Retype the material that follows, keeping every word as it is.

[Excerpts from a figure dataset]
* Begin *

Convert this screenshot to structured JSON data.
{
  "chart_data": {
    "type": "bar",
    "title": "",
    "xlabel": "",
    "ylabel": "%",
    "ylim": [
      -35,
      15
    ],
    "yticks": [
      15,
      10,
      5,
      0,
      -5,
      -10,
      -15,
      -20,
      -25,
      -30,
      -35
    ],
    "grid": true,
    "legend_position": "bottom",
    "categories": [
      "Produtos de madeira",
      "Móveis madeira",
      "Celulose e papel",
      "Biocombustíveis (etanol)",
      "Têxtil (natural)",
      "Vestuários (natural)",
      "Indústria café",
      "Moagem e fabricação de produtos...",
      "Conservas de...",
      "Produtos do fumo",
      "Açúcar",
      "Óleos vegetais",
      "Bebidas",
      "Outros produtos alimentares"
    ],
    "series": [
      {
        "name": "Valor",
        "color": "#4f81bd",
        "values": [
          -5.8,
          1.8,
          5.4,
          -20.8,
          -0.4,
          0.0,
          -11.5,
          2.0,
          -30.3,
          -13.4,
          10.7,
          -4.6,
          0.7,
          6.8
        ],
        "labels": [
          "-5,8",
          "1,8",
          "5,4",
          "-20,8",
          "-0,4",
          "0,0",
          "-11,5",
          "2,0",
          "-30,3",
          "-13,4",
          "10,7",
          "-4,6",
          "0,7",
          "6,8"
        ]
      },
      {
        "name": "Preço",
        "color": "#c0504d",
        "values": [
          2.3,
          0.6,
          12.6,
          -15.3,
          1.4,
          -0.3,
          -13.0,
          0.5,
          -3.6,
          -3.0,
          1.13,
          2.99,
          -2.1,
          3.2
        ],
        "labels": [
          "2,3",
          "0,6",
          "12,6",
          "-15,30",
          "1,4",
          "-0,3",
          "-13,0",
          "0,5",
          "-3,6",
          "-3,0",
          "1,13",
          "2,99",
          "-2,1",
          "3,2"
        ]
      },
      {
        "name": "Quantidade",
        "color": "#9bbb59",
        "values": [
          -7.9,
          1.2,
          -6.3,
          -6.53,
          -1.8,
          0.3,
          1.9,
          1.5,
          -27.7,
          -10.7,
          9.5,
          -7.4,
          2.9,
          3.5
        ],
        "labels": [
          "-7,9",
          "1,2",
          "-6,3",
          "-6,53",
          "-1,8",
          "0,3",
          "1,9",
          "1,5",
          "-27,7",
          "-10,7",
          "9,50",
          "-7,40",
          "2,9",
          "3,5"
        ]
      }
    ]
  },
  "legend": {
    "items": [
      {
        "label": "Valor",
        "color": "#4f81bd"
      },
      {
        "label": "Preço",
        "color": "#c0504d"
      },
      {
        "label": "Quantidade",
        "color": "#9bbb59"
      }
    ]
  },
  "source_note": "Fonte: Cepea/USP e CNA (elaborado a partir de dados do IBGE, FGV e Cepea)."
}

* End *

__Solution to this task__
Convert this screenshot to structured JSON data.
{
  "chart_data": {
    "type": "bar",
    "title": "",
    "xlabel": "",
    "ylabel": "%",
    "ylim": [
      -35,
      15
    ],
    "yticks": [
      15,
      10,
      5,
      0,
      -5,
      -10,
      -15,
      -20,
      -25,
      -30,
      -35
    ],
    "grid": true,
    "legend_position": "bottom",
    "categories": [
      "Produtos de madeira",
      "Móveis madeira",
      "Celulose e papel",
      "Biocombustíveis (etanol)",
      "Têxtil (natural)",
      "Vestuários (natural)",
      "Indústria café",
      "Moagem e fabricação de produtos...",
      "Conservas de...",
      "Produtos do fumo",
      "Açúcar",
      "Óleos vegetais",
      "Bebidas",
      "Outros produtos alimentares"
    ],
    "series": [
      {
        "name": "Valor",
        "color": "#4f81bd",
        "values": [
          -5.8,
          1.8,
          5.4,
          -20.8,
          -0.4,
          0.0,
          -11.5,
          2.0,
          -30.3,
          -13.4,
          10.7,
          -4.6,
          0.7,
          6.8
        ],
        "labels": [
          "-5,8",
          "1,8",
          "5,4",
          "-20,8",
          "-0,4",
          "0,0",
          "-11,5",
          "2,0",
          "-30,3",
          "-13,4",
          "10,7",
          "-4,6",
          "0,7",
          "6,8"
        ]
      },
      {
        "name": "Preço",
        "color": "#c0504d",
        "values": [
          2.3,
          0.6,
          12.6,
          -15.3,
          1.4,
          -0.3,
          -13.0,
          0.5,
          -3.6,
          -3.0,
          1.13,
          2.99,
          -2.1,
          3.2
        ],
        "labels": [
          "2,3",
          "0,6",
          "12,6",
          "-15,30",
          "1,4",
          "-0,3",
          "-13,0",
          "0,5",
          "-3,6",
          "-3,0",
          "1,13",
          "2,99",
          "-2,1",
          "3,2"
        ]
      },
      {
        "name": "Quantidade",
        "color": "#9bbb59",
        "values": [
          -7.9,
          1.2,
          -6.3,
          -6.53,
          -1.8,
          0.3,
          1.9,
          1.5,
          -27.7,
          -10.7,
          9.5,
          -7.4,
          2.9,
          3.5
        ],
        "labels": [
          "-7,9",
          "1,2",
          "-6,3",
          "-6,53",
          "-1,8",
          "0,3",
          "1,9",
          "1,5",
          "-27,7",
          "-10,7",
          "9,50",
          "-7,40",
          "2,9",
          "3,5"
        ]
      }
    ]
  },
  "legend": {
    "items": [
      {
        "label": "Valor",
        "color": "#4f81bd"
      },
      {
        "label": "Preço",
        "color": "#c0504d"
      },
      {
        "label": "Quantidade",
        "color": "#9bbb59"
      }
    ]
  },
  "source_note": "Fonte: Cepea/USP e CNA (elaborado a partir de dados do IBGE, FGV e Cepea)."
}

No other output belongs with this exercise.